### Prompt
Pictures should be excluded; otherwise, copy every entry exactly.

:: Data shown

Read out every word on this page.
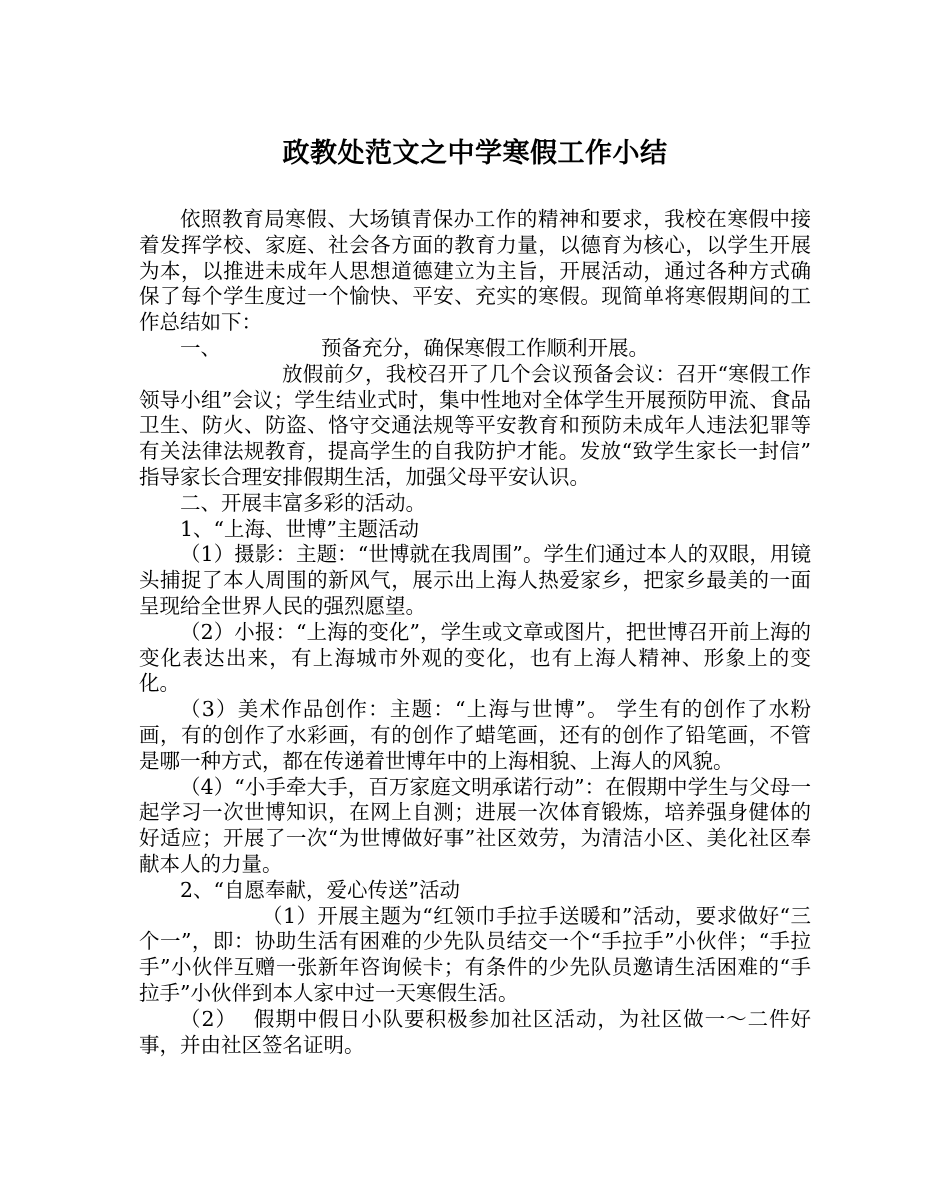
政教处范文之中学寒假工作小结

依照教育局寒假、大场镇青保办工作的精神和要求，我校在寒假中接着发挥学校、家庭、社会各方面的教育力量，以德育为核心，以学生开展为本，以推进未成年人思想道德建立为主旨，开展活动，通过各种方式确保了每个学生度过一个愉快、平安、充实的寒假。现简单将寒假期间的工作总结如下：

一、	预备充分，确保寒假工作顺利开展。

放假前夕，我校召开了几个会议预备会议：召开“寒假工作领导小组”会议；学生结业式时，集中性地对全体学生开展预防甲流、食品卫生、防火、防盗、恪守交通法规等平安教育和预防未成年人违法犯罪等有关法律法规教育，提高学生的自我防护才能。发放“致学生家长一封信” 指导家长合理安排假期生活，加强父母平安认识。

二、开展丰富多彩的活动。

1、“上海、世博”主题活动

（1）摄影：主题：“世博就在我周围”。学生们通过本人的双眼，用镜头捕捉了本人周围的新风气，展示出上海人热爱家乡，把家乡最美的一面呈现给全世界人民的强烈愿望。

（2）小报：“上海的变化”，学生或文章或图片，把世博召开前上海的变化表达出来，有上海城市外观的变化，也有上海人精神、形象上的变化。

（3）美术作品创作：主题：“上海与世博”。 学生有的创作了水粉画，有的创作了水彩画，有的创作了蜡笔画，还有的创作了铅笔画，不管是哪一种方式，都在传递着世博年中的上海相貌、上海人的风貌。

（4）“小手牵大手，百万家庭文明承诺行动”：在假期中学生与父母一起学习一次世博知识，在网上自测；进展一次体育锻炼，培养强身健体的好适应；开展了一次“为世博做好事”社区效劳，为清洁小区、美化社区奉献本人的力量。

2、“自愿奉献，爱心传送”活动

（1）开展主题为“红领巾手拉手送暖和”活动，要求做好“三个一”，即：协助生活有困难的少先队员结交一个“手拉手”小伙伴；“手拉手”小伙伴互赠一张新年咨询候卡；有条件的少先队员邀请生活困难的“手拉手”小伙伴到本人家中过一天寒假生活。

（2） 假期中假日小队要积极参加社区活动，为社区做一～二件好事，并由社区签名证明。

::::

### Solution to this problem
Read out every word on this page.
政教处范文之中学寒假工作小结

依照教育局寒假、大场镇青保办工作的精神和要求，我校在寒假中接着发挥学校、家庭、社会各方面的教育力量，以德育为核心，以学生开展为本，以推进未成年人思想道德建立为主旨，开展活动，通过各种方式确保了每个学生度过一个愉快、平安、充实的寒假。现简单将寒假期间的工作总结如下：

一、	预备充分，确保寒假工作顺利开展。

放假前夕，我校召开了几个会议预备会议：召开“寒假工作领导小组”会议；学生结业式时，集中性地对全体学生开展预防甲流、食品卫生、防火、防盗、恪守交通法规等平安教育和预防未成年人违法犯罪等有关法律法规教育，提高学生的自我防护才能。发放“致学生家长一封信” 指导家长合理安排假期生活，加强父母平安认识。

二、开展丰富多彩的活动。

1、“上海、世博”主题活动

（1）摄影：主题：“世博就在我周围”。学生们通过本人的双眼，用镜头捕捉了本人周围的新风气，展示出上海人热爱家乡，把家乡最美的一面呈现给全世界人民的强烈愿望。

（2）小报：“上海的变化”，学生或文章或图片，把世博召开前上海的变化表达出来，有上海城市外观的变化，也有上海人精神、形象上的变化。

（3）美术作品创作：主题：“上海与世博”。 学生有的创作了水粉画，有的创作了水彩画，有的创作了蜡笔画，还有的创作了铅笔画，不管是哪一种方式，都在传递着世博年中的上海相貌、上海人的风貌。

（4）“小手牵大手，百万家庭文明承诺行动”：在假期中学生与父母一起学习一次世博知识，在网上自测；进展一次体育锻炼，培养强身健体的好适应；开展了一次“为世博做好事”社区效劳，为清洁小区、美化社区奉献本人的力量。

2、“自愿奉献，爱心传送”活动

（1）开展主题为“红领巾手拉手送暖和”活动，要求做好“三个一”，即：协助生活有困难的少先队员结交一个“手拉手”小伙伴；“手拉手”小伙伴互赠一张新年咨询候卡；有条件的少先队员邀请生活困难的“手拉手”小伙伴到本人家中过一天寒假生活。

（2） 假期中假日小队要积极参加社区活动，为社区做一～二件好事，并由社区签名证明。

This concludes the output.